Goal → All of the records below need to be copied exactly.

## Begin Exercise inputs

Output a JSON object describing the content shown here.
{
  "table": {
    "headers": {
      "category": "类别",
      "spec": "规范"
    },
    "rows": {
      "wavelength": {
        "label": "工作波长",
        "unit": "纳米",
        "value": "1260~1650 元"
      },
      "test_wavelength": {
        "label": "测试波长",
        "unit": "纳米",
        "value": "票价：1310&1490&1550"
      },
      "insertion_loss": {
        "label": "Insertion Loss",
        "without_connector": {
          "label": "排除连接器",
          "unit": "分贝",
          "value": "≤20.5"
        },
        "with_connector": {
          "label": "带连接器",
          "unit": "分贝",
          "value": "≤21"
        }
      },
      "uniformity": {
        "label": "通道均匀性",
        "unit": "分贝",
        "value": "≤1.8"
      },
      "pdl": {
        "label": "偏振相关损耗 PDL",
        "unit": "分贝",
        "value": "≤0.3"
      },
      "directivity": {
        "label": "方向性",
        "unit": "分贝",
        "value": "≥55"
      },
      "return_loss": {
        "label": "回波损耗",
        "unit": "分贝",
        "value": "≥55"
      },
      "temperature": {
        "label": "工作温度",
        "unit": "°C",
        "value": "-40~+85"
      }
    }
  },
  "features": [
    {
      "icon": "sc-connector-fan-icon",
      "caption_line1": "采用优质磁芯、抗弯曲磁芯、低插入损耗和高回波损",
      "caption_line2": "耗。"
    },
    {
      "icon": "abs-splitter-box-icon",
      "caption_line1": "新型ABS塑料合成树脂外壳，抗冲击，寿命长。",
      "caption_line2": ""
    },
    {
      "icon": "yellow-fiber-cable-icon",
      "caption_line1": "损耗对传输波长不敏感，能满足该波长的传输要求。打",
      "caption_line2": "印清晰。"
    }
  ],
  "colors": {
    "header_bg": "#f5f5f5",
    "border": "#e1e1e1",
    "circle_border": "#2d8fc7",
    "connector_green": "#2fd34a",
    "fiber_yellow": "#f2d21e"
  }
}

## End Exercise inputs

Exercise result →
Output a JSON object describing the content shown here.
{
  "table": {
    "headers": {
      "category": "类别",
      "spec": "规范"
    },
    "rows": {
      "wavelength": {
        "label": "工作波长",
        "unit": "纳米",
        "value": "1260~1650 元"
      },
      "test_wavelength": {
        "label": "测试波长",
        "unit": "纳米",
        "value": "票价：1310&1490&1550"
      },
      "insertion_loss": {
        "label": "Insertion Loss",
        "without_connector": {
          "label": "排除连接器",
          "unit": "分贝",
          "value": "≤20.5"
        },
        "with_connector": {
          "label": "带连接器",
          "unit": "分贝",
          "value": "≤21"
        }
      },
      "uniformity": {
        "label": "通道均匀性",
        "unit": "分贝",
        "value": "≤1.8"
      },
      "pdl": {
        "label": "偏振相关损耗 PDL",
        "unit": "分贝",
        "value": "≤0.3"
      },
      "directivity": {
        "label": "方向性",
        "unit": "分贝",
        "value": "≥55"
      },
      "return_loss": {
        "label": "回波损耗",
        "unit": "分贝",
        "value": "≥55"
      },
      "temperature": {
        "label": "工作温度",
        "unit": "°C",
        "value": "-40~+85"
      }
    }
  },
  "features": [
    {
      "icon": "sc-connector-fan-icon",
      "caption_line1": "采用优质磁芯、抗弯曲磁芯、低插入损耗和高回波损",
      "caption_line2": "耗。"
    },
    {
      "icon": "abs-splitter-box-icon",
      "caption_line1": "新型ABS塑料合成树脂外壳，抗冲击，寿命长。",
      "caption_line2": ""
    },
    {
      "icon": "yellow-fiber-cable-icon",
      "caption_line1": "损耗对传输波长不敏感，能满足该波长的传输要求。打",
      "caption_line2": "印清晰。"
    }
  ],
  "colors": {
    "header_bg": "#f5f5f5",
    "border": "#e1e1e1",
    "circle_border": "#2d8fc7",
    "connector_green": "#2fd34a",
    "fiber_yellow": "#f2d21e"
  }
}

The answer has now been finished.